#### Recorded data ####

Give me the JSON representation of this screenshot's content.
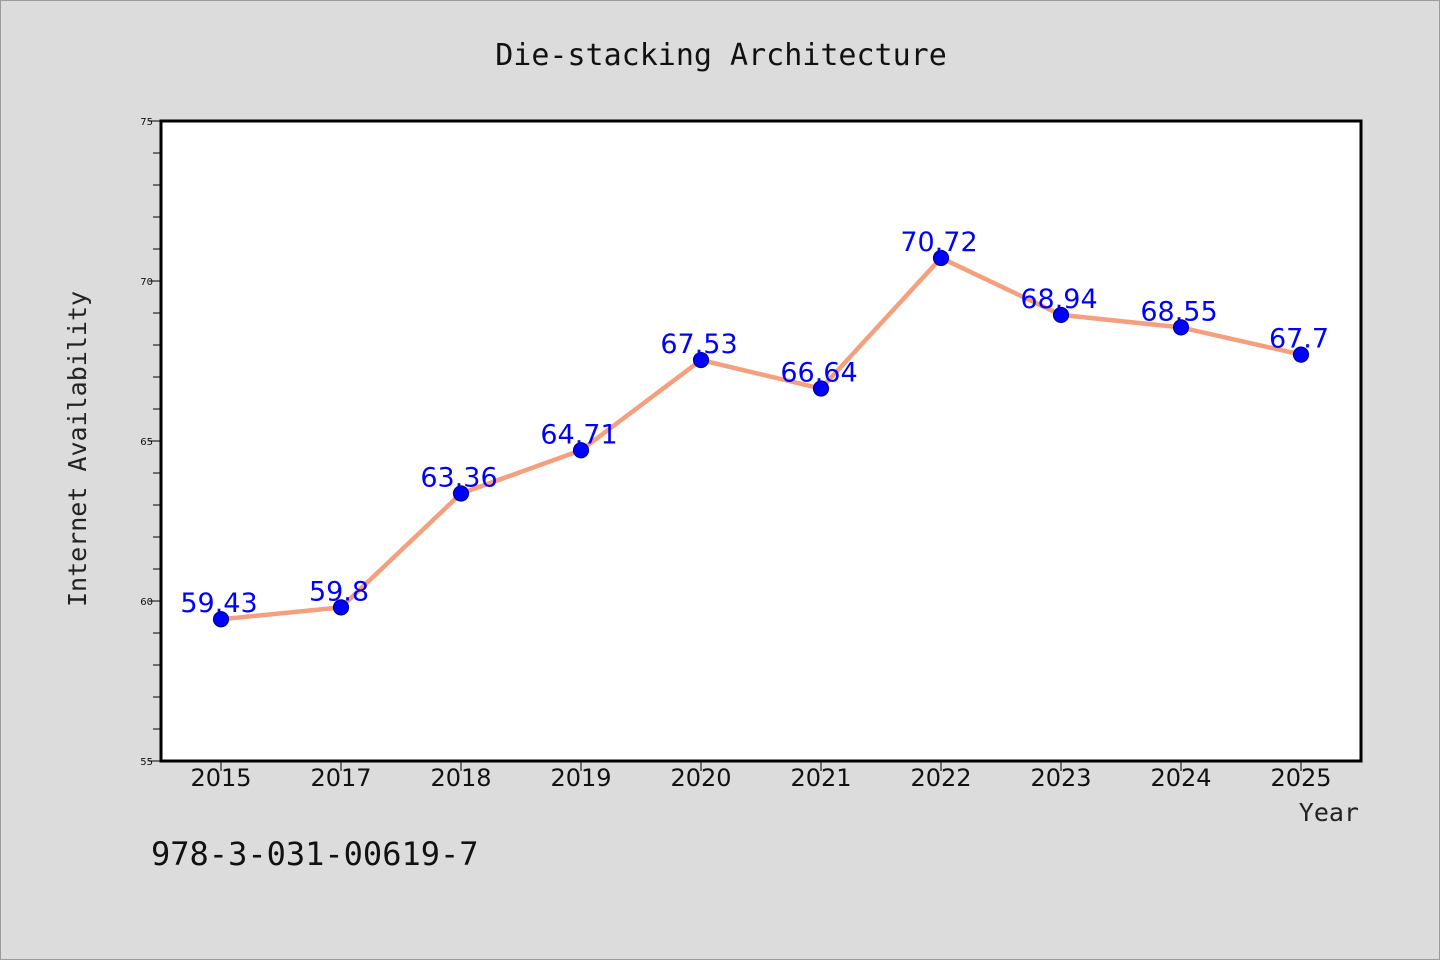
{
  "chart_data": {
    "type": "line",
    "title": "Die-stacking Architecture",
    "xlabel": "Year",
    "ylabel": "Internet Availability",
    "categories": [
      "2015",
      "2017",
      "2018",
      "2019",
      "2020",
      "2021",
      "2022",
      "2023",
      "2024",
      "2025"
    ],
    "series": [
      {
        "values": [
          59.43,
          59.8,
          63.36,
          64.71,
          67.53,
          66.64,
          70.72,
          68.94,
          68.55,
          67.7
        ],
        "labels": [
          "59.43",
          "59.8",
          "63.36",
          "64.71",
          "67.53",
          "66.64",
          "70.72",
          "68.94",
          "68.55",
          "67.7"
        ]
      }
    ],
    "ylim": [
      55,
      75
    ],
    "y_major_ticks": [
      55,
      60,
      65,
      70,
      75
    ],
    "y_minor_step": 1,
    "grid": false,
    "legend": "none",
    "colors": {
      "background": "#dcdcdc",
      "plot_background": "#ffffff",
      "line": "#f4a07e",
      "marker": "#0000ff",
      "marker_edge": "#00008b",
      "data_label": "#0000ff"
    }
  },
  "footnote": "978-3-031-00619-7"
}
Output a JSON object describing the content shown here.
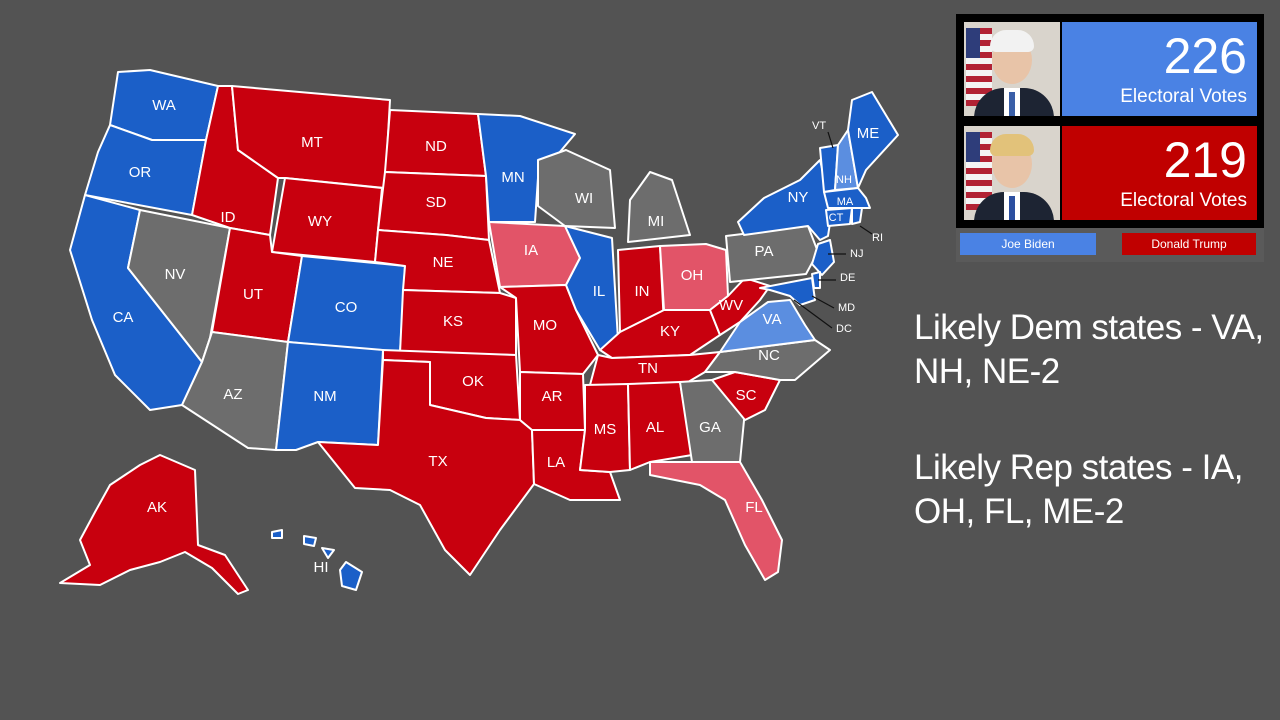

####

Problem to solve:
Show each line of the data that contains the string "JSON".

Solution below:
Give me the JSON representation of this screenshot's content.
Output a JSON object describing the content shown here.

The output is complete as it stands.